╔══

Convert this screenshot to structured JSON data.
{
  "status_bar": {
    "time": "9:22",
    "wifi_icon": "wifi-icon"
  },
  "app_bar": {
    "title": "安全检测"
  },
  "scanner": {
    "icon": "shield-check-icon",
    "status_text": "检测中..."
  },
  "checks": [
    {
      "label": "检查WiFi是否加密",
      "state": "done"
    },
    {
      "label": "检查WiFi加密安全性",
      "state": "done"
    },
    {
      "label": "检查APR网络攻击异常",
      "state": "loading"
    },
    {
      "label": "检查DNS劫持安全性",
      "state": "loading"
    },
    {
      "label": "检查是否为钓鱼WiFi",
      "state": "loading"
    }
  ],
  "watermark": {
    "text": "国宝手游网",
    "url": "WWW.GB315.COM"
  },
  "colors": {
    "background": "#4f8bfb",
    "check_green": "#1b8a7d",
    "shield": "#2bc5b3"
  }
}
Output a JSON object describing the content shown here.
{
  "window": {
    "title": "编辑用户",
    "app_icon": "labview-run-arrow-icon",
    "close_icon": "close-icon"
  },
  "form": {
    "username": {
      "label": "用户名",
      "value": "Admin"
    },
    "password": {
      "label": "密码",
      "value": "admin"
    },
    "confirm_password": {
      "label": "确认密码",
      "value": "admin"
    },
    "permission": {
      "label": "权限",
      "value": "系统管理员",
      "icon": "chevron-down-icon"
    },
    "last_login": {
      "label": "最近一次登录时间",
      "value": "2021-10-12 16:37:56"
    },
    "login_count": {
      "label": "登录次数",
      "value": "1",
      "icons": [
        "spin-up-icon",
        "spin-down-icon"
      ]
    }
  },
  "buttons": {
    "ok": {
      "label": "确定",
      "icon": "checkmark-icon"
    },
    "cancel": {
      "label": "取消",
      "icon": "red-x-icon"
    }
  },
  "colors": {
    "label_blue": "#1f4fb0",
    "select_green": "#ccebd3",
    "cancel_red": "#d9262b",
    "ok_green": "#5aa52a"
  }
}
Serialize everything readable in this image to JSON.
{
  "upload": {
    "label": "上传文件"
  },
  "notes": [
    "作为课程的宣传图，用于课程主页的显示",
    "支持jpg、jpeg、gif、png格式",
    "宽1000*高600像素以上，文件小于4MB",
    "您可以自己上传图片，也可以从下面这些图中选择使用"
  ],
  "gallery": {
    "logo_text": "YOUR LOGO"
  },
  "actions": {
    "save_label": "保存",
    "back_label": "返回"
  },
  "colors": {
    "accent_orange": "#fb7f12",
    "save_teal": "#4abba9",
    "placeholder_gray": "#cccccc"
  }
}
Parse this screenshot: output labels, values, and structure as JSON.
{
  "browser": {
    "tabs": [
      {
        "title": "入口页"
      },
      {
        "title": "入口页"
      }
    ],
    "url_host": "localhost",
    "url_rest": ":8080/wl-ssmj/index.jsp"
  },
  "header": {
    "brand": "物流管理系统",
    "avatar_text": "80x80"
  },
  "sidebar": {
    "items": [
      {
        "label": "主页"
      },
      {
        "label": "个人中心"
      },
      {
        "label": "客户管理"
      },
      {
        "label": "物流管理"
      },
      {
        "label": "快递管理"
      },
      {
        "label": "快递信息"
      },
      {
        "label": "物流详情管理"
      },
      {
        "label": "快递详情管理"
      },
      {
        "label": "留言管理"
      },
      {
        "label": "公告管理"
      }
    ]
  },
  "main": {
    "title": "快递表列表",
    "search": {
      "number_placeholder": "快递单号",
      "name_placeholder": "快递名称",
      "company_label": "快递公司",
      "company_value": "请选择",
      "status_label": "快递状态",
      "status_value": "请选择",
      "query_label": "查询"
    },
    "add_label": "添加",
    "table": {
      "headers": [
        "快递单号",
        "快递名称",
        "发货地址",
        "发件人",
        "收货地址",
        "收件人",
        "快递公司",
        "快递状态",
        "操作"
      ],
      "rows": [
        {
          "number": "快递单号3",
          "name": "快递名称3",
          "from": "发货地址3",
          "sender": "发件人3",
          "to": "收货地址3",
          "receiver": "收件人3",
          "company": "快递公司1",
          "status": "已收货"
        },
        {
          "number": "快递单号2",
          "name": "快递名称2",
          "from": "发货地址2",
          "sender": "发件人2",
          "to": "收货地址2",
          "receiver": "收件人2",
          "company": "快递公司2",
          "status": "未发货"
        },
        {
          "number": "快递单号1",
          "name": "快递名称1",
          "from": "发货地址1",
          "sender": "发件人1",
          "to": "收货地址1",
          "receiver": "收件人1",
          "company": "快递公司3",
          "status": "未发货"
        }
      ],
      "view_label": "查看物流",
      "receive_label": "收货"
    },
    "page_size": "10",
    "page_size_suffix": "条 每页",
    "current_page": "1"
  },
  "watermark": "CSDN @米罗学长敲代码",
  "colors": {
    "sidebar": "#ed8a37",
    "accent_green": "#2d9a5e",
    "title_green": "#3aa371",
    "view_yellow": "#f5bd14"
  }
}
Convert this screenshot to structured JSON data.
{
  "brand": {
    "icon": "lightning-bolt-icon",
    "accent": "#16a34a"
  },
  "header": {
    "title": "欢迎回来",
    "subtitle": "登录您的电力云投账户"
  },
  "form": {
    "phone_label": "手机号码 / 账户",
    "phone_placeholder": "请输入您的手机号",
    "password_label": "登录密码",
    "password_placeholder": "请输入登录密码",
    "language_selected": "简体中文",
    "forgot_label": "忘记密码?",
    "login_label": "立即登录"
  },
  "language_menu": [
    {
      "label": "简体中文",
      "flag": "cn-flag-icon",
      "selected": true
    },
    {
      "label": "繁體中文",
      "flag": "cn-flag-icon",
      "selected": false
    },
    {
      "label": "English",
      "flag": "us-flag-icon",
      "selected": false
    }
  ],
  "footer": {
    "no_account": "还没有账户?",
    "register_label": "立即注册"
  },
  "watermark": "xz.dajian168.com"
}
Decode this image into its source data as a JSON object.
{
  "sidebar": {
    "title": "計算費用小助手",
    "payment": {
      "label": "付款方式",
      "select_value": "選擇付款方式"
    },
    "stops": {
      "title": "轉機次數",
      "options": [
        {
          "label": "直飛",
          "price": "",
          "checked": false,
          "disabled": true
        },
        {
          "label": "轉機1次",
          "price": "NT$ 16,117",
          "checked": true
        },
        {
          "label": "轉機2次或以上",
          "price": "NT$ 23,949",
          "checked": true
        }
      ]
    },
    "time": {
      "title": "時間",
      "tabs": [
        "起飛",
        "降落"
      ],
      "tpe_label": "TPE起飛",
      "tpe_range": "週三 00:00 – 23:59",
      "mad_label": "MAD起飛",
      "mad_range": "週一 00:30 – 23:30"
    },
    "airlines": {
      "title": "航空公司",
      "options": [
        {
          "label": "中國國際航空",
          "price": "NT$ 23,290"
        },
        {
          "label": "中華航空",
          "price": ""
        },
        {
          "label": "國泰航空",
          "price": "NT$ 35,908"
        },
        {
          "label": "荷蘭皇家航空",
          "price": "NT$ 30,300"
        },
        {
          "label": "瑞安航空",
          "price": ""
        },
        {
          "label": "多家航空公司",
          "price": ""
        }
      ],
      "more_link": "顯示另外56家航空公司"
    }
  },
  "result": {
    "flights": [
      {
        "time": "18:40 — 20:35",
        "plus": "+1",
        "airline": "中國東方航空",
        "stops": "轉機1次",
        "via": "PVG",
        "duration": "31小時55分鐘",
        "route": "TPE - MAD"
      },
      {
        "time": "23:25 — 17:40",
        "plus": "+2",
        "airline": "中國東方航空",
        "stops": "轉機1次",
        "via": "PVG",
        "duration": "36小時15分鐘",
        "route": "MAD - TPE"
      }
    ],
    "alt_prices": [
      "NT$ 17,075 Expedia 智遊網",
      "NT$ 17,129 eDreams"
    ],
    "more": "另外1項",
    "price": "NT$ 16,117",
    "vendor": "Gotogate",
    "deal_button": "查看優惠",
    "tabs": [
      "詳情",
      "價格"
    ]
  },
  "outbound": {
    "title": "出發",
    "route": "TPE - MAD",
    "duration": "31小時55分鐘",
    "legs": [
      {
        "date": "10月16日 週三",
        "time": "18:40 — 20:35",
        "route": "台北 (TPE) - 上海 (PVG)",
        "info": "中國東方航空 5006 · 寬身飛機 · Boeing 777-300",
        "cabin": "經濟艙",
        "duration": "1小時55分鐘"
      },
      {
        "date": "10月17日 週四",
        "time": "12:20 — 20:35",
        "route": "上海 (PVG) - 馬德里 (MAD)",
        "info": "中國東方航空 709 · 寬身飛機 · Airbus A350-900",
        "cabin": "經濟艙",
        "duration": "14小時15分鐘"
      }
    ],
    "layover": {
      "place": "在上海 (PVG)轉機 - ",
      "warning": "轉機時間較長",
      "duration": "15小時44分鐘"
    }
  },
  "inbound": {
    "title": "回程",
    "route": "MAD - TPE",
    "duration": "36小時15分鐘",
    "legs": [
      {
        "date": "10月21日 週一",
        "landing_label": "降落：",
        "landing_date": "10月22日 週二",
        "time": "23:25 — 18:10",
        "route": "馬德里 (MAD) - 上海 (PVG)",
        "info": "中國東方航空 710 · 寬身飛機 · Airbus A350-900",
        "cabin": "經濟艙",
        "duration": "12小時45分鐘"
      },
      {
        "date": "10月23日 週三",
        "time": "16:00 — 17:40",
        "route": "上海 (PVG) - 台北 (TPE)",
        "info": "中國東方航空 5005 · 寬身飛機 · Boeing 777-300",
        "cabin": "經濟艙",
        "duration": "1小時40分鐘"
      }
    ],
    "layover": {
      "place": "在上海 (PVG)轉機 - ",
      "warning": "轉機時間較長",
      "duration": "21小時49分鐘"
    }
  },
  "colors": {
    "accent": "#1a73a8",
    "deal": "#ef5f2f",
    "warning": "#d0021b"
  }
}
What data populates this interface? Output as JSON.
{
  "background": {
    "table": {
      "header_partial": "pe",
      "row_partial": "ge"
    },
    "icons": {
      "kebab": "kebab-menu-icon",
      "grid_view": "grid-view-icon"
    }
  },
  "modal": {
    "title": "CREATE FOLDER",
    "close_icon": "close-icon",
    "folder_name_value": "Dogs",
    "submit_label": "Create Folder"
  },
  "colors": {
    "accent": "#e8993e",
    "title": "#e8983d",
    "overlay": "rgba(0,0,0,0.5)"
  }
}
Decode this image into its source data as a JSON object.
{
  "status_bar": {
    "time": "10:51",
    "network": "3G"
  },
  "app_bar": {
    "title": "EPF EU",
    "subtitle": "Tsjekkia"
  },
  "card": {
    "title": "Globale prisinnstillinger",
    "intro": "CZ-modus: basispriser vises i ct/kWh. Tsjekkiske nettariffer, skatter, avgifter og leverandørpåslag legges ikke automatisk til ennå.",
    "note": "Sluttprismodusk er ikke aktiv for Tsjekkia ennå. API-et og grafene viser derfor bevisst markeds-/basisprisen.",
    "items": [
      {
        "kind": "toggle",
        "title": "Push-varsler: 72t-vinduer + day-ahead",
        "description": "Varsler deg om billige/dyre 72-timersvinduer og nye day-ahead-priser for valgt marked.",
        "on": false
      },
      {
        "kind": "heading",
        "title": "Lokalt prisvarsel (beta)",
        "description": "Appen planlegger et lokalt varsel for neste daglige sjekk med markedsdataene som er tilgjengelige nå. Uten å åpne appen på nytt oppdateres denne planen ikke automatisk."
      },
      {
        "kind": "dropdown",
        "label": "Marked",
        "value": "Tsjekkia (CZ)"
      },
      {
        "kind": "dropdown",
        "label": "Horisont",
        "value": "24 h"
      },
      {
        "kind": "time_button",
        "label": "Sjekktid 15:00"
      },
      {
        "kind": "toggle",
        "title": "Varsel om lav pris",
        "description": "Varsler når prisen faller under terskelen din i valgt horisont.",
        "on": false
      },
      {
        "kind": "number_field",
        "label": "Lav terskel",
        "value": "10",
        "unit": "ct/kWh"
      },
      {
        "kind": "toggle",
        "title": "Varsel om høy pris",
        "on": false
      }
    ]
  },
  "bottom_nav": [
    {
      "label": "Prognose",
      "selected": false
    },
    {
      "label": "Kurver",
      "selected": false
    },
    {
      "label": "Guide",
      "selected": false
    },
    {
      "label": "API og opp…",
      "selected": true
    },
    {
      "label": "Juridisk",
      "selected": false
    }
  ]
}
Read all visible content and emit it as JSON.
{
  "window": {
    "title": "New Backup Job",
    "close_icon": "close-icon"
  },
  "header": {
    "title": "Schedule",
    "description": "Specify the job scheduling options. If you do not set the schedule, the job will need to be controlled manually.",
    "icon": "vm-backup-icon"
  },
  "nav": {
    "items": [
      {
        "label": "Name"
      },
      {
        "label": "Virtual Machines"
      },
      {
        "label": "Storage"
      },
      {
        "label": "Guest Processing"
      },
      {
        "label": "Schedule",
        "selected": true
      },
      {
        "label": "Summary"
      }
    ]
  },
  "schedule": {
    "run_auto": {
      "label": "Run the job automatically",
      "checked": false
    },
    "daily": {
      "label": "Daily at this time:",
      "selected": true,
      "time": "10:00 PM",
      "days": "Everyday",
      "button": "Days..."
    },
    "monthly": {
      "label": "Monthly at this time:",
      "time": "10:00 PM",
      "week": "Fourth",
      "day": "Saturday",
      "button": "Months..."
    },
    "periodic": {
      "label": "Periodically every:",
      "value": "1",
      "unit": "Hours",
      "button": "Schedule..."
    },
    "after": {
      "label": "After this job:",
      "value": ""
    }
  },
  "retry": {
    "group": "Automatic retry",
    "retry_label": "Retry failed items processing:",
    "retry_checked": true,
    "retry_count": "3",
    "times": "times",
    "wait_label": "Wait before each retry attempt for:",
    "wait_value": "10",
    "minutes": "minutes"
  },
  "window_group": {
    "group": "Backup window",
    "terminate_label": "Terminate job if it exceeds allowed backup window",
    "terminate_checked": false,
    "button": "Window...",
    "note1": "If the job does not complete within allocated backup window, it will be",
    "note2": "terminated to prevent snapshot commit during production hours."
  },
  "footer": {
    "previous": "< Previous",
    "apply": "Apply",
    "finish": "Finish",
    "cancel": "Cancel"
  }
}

╚══

» **WHAT IS BEING ASKED**
Show, from the listing above, each line that contains the word "sender".

» **FULL OUTPUT**
          "sender": "发件人3",
          "sender": "发件人2",
          "sender": "发件人1",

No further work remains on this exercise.